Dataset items

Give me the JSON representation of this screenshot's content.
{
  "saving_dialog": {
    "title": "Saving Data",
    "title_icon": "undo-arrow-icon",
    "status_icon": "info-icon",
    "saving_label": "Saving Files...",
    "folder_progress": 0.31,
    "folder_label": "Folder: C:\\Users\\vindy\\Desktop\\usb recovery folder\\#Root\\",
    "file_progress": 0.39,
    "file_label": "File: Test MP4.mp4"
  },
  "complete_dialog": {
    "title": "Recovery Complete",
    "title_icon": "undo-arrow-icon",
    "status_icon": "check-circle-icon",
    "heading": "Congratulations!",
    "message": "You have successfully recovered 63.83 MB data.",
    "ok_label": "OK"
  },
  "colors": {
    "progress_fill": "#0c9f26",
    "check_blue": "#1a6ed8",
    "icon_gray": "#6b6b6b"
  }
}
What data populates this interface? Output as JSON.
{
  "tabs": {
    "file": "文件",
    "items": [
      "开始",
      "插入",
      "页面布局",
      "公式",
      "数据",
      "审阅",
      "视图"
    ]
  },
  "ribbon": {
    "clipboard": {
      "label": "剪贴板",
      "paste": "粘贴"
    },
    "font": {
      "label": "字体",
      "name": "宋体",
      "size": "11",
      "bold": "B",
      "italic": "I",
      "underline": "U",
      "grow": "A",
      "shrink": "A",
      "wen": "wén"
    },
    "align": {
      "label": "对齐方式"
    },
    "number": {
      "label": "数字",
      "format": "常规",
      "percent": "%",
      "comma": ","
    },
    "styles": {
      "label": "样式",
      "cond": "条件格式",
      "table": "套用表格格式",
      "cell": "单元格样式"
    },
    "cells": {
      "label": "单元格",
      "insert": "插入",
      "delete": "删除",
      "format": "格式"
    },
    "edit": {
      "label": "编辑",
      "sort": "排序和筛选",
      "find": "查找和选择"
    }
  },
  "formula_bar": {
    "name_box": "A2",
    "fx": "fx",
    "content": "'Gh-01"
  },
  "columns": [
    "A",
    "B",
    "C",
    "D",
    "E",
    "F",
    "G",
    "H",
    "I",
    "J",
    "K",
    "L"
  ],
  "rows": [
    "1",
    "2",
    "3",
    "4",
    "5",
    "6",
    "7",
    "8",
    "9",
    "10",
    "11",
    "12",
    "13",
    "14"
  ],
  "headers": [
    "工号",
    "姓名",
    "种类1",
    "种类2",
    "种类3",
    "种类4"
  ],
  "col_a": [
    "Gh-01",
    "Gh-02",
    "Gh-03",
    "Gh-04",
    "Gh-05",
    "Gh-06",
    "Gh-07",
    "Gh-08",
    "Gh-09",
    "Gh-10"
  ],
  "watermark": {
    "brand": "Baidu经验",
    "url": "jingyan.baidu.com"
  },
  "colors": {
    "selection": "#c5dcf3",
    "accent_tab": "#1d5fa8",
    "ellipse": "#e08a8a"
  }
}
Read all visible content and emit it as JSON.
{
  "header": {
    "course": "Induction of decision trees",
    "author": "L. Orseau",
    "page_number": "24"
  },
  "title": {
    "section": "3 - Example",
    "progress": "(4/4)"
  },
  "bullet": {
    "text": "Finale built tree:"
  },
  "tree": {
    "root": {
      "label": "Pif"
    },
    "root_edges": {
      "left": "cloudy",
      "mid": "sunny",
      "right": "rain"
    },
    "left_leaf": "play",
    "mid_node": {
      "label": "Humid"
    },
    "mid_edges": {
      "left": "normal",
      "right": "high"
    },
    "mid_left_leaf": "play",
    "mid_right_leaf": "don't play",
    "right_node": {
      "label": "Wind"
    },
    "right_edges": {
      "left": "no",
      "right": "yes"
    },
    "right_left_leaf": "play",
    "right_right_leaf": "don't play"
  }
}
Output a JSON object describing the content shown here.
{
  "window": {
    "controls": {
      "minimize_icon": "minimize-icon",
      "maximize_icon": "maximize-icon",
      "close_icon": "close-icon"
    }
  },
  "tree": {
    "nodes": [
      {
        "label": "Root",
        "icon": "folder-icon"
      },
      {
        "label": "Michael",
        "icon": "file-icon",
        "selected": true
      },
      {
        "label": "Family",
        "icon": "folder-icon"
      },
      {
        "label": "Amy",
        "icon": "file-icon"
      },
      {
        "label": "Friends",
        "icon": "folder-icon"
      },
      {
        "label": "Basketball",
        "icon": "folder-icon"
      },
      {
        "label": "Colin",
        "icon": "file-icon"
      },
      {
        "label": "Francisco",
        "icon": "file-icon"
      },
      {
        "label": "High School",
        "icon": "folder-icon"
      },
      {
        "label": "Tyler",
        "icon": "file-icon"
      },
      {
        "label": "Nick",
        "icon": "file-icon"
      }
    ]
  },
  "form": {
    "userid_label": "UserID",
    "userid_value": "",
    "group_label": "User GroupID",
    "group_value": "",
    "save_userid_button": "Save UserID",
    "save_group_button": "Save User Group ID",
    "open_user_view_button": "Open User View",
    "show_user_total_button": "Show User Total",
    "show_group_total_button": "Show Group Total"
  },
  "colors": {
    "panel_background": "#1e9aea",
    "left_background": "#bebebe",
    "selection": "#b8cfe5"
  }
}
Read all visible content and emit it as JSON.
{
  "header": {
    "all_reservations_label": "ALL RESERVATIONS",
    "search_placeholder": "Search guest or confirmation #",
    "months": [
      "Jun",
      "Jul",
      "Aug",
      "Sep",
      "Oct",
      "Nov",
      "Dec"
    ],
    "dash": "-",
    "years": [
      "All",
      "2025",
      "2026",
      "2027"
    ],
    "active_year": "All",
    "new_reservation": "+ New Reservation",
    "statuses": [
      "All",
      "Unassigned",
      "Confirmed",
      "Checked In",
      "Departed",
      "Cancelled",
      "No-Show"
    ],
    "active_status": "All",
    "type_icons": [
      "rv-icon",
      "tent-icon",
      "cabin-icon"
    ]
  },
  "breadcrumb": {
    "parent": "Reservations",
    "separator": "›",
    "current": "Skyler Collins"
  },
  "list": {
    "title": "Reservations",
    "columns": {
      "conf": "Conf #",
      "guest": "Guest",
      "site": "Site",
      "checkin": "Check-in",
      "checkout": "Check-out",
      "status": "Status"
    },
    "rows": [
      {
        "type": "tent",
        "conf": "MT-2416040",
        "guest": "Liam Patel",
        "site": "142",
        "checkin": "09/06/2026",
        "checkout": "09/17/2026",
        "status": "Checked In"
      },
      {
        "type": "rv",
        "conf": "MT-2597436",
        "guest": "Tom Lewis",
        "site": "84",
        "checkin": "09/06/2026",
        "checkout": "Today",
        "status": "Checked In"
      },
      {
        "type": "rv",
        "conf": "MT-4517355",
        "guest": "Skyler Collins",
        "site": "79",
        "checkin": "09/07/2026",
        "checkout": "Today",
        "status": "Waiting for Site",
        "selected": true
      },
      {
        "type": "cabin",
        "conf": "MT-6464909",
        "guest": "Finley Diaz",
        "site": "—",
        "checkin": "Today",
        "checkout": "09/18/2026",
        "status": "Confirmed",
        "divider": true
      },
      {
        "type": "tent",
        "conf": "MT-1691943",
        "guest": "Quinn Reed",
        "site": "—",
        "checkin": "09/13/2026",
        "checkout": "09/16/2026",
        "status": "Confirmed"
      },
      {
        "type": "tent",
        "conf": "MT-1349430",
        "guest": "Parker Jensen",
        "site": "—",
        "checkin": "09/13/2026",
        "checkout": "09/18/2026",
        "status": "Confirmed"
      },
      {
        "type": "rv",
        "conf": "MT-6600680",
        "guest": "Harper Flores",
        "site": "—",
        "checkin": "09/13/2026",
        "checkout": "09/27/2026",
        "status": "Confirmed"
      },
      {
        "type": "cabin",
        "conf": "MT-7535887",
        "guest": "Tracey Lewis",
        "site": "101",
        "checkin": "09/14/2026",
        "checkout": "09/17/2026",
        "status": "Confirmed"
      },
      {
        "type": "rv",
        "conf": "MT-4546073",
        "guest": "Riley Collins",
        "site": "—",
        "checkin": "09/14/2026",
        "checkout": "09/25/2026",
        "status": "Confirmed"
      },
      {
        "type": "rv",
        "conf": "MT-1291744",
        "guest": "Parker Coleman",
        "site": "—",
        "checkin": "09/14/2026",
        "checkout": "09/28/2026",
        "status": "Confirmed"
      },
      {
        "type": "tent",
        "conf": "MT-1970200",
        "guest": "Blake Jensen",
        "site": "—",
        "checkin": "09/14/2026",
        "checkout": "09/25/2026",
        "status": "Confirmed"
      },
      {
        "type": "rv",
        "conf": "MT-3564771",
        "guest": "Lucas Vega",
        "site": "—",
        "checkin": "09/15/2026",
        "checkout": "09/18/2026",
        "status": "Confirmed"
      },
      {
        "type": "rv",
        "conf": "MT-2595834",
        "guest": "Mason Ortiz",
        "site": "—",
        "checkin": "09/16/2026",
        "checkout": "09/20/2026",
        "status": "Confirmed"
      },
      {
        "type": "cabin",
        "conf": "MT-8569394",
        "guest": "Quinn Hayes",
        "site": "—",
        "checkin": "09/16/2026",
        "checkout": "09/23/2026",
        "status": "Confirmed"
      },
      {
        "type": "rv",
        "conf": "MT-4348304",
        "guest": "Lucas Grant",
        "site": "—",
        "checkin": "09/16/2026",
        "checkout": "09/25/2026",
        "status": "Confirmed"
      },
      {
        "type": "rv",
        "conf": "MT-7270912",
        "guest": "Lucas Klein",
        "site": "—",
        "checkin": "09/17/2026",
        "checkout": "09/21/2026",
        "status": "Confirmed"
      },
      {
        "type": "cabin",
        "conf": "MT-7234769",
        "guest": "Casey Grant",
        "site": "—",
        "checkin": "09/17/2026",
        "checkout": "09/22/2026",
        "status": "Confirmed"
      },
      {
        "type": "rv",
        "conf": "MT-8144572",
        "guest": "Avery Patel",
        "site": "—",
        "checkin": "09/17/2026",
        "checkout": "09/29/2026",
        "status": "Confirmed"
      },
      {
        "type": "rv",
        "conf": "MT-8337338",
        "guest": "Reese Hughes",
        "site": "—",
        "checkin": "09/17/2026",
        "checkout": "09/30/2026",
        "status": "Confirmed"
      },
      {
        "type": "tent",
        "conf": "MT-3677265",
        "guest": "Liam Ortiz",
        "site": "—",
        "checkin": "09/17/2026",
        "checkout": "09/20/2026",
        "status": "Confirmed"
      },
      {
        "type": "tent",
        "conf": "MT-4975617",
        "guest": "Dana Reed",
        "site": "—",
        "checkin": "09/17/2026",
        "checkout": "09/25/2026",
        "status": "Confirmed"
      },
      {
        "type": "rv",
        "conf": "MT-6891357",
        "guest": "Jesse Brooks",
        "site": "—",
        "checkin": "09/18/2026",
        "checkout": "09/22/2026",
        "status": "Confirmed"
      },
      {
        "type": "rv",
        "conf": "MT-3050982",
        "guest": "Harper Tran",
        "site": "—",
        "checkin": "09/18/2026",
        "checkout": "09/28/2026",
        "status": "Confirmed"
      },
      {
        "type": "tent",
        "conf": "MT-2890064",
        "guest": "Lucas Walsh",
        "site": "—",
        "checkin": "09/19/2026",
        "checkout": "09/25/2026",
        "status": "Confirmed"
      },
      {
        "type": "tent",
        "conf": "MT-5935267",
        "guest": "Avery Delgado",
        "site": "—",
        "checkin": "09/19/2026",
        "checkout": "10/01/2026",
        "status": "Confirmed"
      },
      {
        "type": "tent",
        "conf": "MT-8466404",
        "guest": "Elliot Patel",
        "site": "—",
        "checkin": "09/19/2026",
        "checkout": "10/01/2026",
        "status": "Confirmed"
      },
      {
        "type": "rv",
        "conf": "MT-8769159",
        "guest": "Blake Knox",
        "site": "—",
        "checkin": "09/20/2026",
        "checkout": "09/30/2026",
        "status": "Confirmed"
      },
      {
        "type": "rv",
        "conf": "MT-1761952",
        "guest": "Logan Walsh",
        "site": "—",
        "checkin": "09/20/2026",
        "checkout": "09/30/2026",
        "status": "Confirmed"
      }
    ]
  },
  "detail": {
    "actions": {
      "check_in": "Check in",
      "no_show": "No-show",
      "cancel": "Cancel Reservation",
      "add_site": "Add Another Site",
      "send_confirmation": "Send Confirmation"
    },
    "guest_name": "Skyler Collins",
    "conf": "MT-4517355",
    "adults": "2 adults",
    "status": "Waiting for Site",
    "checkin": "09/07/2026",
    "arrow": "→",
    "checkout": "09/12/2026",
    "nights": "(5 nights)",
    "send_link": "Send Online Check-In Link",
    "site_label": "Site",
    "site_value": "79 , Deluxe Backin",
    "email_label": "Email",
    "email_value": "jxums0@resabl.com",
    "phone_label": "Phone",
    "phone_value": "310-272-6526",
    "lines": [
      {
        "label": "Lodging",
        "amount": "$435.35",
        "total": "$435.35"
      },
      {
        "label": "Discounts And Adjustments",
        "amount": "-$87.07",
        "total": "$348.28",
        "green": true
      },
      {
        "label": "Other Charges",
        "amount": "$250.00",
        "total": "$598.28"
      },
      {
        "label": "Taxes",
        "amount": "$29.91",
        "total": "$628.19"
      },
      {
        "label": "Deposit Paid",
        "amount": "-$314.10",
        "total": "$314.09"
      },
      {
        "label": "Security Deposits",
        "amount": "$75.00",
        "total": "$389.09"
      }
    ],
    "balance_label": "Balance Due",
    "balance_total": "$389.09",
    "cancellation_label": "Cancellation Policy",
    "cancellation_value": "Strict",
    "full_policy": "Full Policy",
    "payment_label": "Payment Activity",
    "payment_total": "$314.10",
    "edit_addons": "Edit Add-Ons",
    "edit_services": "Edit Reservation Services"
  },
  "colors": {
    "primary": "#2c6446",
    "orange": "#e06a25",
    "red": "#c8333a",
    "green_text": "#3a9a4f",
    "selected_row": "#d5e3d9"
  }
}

- To be done -
Read the entries and pick out all lines that include the word "selection".

- Exercise output -
    "selection": "#c5dcf3",
    "selection": "#b8cfe5"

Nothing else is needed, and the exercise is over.